# What to work on
1. Write out the part of the Growing Rectangles problem that runs from "Do your conclusions apply to plane" to "different scale factors.".
2. List every scale factor the Growing Rectangles problem names for enlarging the rectangles.
* BEGIN Page excerpt *
Growing Rectangles
Growing Rectangles printable sheet
Imagine a rectangle with an area of $20$cm$^2$
What could its length and width be? List at least five different combinations.
If you enlarge each of your rectangles by a scale factor of 2, what would their new dimensions be?
What would their areas be?
What do you notice?
What happens when you enlarge rectangles with different areas by a scale factor of 2?
What if you enlarge them by a scale factor of 3? Or 4? Or 5 ...? Or $k$?
What if $k$ is a fraction?
Explain and justify any conclusions you come to.
Do your conclusions apply to plane shapes other than rectangles?
Now explore what happens to the surface area and volume of different cuboids when they are enlarged by different scale factors.
Do your conclusions apply to solids other than cuboids?
This problem is based on an idea suggested by Tabitha Gould.
* END Page excerpt *
* BEGIN Excerpted data *
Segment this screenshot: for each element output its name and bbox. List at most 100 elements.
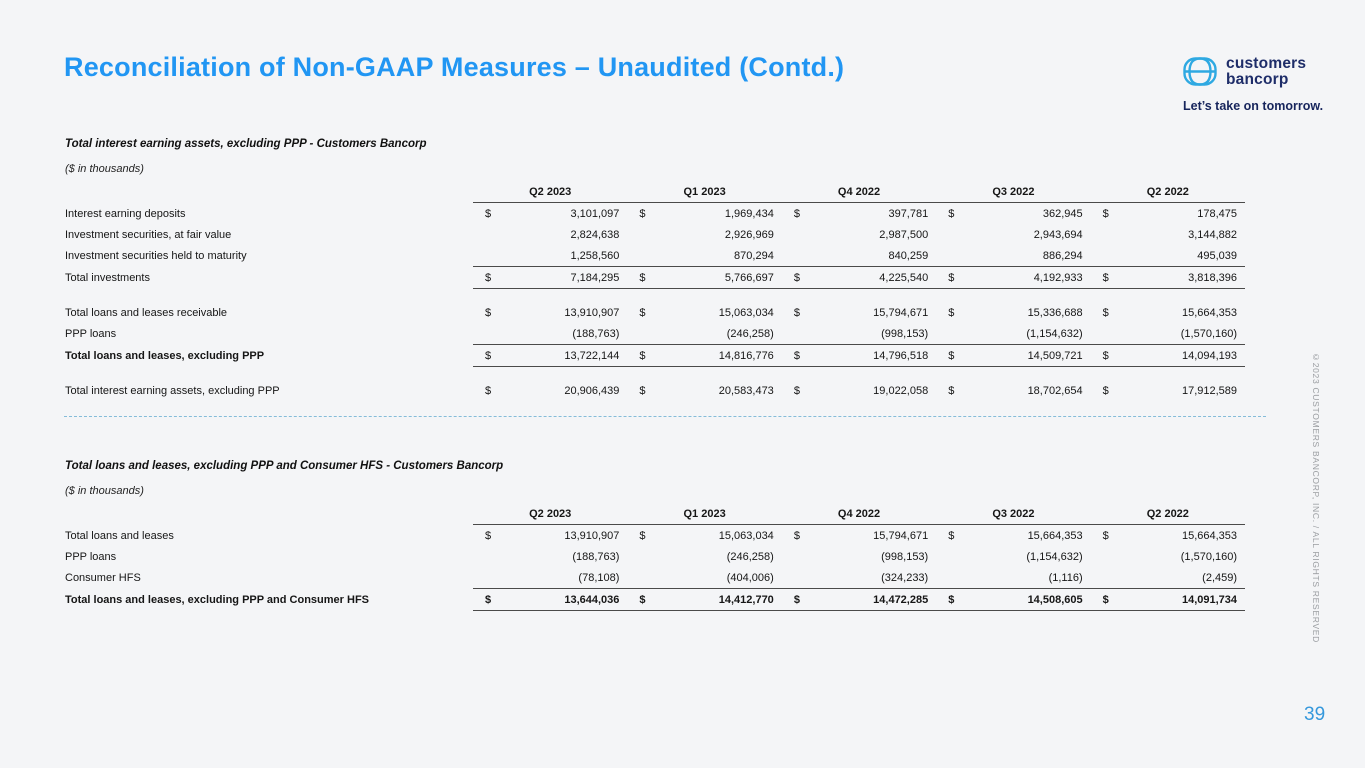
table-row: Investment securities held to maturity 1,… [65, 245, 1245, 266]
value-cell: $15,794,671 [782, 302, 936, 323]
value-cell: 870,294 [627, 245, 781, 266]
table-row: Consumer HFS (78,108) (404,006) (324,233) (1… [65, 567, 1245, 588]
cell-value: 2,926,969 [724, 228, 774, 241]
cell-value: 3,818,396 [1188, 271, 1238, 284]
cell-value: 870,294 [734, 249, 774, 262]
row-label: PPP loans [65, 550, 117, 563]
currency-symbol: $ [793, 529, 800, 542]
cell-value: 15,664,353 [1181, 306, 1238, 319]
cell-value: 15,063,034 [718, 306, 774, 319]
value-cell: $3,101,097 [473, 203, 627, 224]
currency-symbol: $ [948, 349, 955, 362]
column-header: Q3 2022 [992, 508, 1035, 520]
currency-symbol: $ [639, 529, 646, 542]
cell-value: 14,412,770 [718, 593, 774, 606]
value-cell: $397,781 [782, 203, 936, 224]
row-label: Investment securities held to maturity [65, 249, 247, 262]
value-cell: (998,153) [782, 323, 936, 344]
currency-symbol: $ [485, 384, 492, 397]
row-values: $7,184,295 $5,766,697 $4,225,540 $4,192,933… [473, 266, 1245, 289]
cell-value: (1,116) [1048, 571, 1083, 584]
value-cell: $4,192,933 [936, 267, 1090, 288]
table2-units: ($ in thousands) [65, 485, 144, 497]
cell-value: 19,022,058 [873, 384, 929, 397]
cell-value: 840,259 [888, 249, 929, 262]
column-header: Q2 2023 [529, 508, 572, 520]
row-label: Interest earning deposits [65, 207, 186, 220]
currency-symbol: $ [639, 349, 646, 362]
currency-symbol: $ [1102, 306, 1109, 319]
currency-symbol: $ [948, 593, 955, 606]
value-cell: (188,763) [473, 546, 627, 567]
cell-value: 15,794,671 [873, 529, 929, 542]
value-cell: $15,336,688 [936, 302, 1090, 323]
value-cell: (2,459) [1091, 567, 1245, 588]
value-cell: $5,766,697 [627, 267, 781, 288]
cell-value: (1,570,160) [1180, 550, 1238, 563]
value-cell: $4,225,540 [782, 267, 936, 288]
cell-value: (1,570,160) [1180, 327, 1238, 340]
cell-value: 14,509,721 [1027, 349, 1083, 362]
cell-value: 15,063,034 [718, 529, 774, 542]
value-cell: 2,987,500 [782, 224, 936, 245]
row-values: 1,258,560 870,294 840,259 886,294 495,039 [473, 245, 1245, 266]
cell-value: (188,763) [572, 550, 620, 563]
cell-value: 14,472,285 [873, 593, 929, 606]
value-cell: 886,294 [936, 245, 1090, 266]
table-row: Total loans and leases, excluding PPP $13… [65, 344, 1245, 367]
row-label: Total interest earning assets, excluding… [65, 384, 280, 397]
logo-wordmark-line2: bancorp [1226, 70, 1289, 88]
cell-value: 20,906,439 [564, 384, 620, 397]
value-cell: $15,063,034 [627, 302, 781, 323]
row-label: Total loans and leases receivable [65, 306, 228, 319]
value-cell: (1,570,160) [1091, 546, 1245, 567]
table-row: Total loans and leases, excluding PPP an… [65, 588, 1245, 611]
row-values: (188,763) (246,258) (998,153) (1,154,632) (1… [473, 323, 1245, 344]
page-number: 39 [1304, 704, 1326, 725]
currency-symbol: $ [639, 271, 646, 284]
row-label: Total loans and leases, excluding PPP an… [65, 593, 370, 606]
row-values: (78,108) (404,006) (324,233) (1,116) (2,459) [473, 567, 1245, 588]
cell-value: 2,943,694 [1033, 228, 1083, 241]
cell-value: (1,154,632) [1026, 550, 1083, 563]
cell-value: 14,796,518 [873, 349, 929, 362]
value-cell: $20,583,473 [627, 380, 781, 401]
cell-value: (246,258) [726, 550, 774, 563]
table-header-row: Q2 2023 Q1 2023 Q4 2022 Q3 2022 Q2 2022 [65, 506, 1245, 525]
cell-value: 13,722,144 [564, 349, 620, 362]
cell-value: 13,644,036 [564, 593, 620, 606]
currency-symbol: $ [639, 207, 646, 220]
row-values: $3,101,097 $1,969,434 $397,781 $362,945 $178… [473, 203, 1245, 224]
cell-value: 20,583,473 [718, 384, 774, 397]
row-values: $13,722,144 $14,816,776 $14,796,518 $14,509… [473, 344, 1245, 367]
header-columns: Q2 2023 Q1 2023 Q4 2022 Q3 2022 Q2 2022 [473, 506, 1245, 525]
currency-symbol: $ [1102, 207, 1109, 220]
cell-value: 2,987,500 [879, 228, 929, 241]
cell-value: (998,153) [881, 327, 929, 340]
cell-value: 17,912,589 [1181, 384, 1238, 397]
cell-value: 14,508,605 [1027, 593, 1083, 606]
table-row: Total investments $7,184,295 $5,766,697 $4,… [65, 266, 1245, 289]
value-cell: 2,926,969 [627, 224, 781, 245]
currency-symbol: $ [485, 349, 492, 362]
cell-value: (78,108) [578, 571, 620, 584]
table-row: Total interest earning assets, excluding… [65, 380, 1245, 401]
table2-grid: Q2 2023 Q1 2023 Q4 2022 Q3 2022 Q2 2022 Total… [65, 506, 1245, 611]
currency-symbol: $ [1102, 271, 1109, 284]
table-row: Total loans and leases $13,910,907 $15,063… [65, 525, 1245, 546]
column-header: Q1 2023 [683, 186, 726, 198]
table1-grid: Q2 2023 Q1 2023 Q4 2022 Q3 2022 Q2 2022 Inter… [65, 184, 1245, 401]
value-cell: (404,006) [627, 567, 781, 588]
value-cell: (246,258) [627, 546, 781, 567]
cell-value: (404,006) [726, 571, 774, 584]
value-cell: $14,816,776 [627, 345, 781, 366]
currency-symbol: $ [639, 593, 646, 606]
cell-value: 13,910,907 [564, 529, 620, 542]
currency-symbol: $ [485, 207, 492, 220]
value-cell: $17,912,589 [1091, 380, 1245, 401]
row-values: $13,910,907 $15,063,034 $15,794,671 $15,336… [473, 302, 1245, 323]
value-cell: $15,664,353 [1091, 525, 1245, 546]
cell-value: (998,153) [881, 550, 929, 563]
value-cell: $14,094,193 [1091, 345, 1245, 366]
* END Excerpted data *
* BEGIN Excerpted data *
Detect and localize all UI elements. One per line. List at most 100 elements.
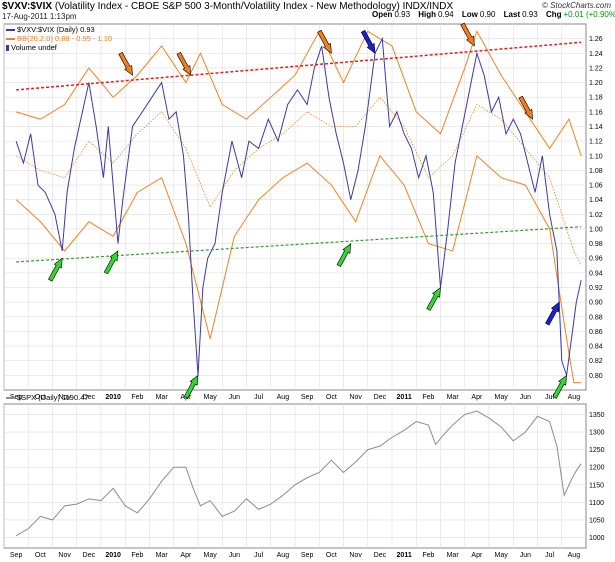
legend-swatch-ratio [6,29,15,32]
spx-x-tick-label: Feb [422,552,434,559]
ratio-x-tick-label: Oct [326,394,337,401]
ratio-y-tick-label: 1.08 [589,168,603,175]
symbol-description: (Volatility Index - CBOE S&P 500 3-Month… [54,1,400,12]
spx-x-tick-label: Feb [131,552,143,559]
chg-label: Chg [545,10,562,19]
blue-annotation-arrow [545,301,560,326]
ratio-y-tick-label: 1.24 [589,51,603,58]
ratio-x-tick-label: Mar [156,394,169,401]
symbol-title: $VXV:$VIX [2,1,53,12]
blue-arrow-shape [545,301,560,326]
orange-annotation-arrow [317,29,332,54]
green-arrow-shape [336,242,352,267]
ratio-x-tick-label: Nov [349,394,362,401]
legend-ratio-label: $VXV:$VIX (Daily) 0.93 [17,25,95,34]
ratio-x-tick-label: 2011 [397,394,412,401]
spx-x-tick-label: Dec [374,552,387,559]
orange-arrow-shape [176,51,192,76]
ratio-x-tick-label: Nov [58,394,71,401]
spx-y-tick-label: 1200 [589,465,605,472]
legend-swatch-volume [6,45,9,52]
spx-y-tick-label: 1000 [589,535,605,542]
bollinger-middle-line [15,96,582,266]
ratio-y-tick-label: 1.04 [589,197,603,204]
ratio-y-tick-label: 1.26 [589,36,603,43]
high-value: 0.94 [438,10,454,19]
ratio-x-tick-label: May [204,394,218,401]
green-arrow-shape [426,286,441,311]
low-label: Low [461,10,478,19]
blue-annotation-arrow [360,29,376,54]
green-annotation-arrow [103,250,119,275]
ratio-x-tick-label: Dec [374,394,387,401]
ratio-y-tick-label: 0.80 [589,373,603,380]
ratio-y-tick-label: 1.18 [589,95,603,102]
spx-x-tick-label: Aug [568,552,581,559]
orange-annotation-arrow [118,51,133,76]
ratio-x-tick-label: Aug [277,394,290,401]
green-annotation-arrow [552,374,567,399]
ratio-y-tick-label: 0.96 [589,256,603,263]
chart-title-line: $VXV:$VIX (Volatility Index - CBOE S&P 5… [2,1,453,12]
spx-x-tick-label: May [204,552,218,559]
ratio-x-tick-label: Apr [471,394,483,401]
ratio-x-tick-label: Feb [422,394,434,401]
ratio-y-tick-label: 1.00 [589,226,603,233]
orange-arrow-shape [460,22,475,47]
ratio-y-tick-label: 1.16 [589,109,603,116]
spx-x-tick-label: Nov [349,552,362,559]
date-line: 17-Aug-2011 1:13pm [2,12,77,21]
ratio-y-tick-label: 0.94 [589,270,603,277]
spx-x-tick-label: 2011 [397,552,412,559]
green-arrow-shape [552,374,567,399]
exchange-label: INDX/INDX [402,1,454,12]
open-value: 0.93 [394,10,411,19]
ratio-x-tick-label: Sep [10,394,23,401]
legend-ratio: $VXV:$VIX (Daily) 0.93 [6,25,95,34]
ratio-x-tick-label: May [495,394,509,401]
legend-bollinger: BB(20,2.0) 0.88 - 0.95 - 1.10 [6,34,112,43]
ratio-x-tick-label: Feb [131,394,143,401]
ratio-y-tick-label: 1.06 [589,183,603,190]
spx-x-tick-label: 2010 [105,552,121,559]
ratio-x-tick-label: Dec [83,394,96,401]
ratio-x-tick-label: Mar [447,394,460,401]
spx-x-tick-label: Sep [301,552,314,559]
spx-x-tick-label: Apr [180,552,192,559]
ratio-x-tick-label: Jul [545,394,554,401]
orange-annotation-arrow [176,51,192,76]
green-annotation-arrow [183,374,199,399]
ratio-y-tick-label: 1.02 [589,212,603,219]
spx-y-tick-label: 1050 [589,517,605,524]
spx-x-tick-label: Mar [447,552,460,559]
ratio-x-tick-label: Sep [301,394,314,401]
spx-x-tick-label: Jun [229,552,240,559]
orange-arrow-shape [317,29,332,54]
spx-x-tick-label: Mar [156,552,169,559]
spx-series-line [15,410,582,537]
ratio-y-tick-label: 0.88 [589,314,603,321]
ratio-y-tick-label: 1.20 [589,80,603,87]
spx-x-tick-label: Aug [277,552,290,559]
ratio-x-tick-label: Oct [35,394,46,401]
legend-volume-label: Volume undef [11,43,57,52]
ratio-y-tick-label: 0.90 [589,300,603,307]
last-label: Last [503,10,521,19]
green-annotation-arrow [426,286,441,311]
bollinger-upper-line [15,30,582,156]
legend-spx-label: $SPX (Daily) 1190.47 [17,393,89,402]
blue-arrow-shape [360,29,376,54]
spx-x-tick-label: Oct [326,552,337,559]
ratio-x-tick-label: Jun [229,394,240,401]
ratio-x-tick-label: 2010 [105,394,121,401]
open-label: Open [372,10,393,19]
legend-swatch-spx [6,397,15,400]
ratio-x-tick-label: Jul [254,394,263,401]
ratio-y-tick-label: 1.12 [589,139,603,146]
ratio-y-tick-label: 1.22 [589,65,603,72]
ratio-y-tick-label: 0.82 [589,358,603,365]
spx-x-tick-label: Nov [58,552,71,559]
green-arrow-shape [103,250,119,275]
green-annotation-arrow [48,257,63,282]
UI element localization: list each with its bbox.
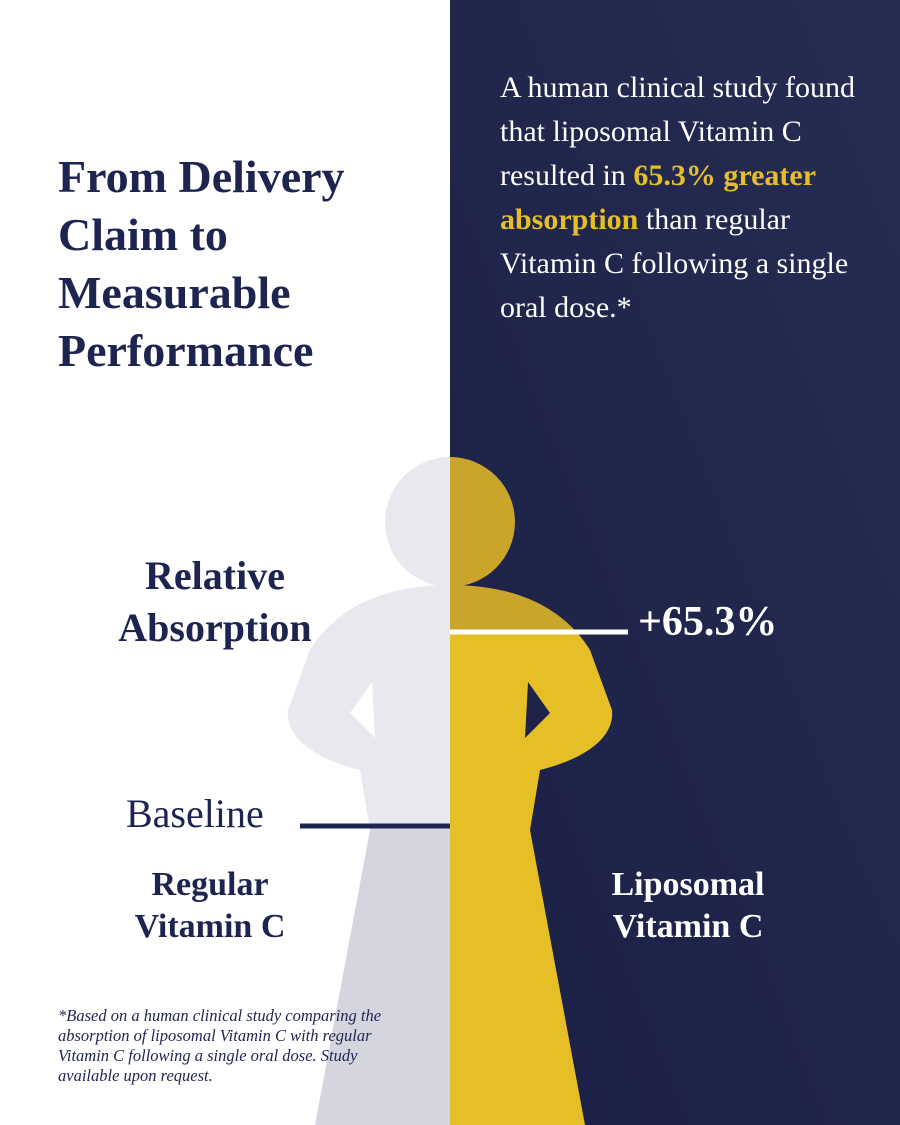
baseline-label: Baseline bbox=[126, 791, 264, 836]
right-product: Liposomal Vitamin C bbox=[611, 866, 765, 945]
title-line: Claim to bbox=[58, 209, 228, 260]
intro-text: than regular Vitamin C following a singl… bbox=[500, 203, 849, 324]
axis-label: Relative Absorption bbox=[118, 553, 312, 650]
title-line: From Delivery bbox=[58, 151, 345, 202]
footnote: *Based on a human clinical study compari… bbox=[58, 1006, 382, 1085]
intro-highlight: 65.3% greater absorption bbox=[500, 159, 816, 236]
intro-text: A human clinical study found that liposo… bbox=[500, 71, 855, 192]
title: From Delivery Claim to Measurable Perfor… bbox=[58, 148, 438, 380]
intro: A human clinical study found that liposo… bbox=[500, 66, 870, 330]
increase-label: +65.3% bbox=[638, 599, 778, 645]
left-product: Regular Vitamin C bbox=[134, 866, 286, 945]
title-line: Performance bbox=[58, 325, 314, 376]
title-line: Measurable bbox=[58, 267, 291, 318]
* END Excerpted data *
* BEGIN Excerpted data *
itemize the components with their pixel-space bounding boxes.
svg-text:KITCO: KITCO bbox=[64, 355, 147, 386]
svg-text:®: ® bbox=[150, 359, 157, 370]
* END Excerpted data *
# Answers to each task
1.
Do your conclusions apply to plane shapes other than rectangles?
Now explore what happens to the surface area and volume of different cuboids when they are enlarged by different scale factors.

2. 2, 3, 4, 5, k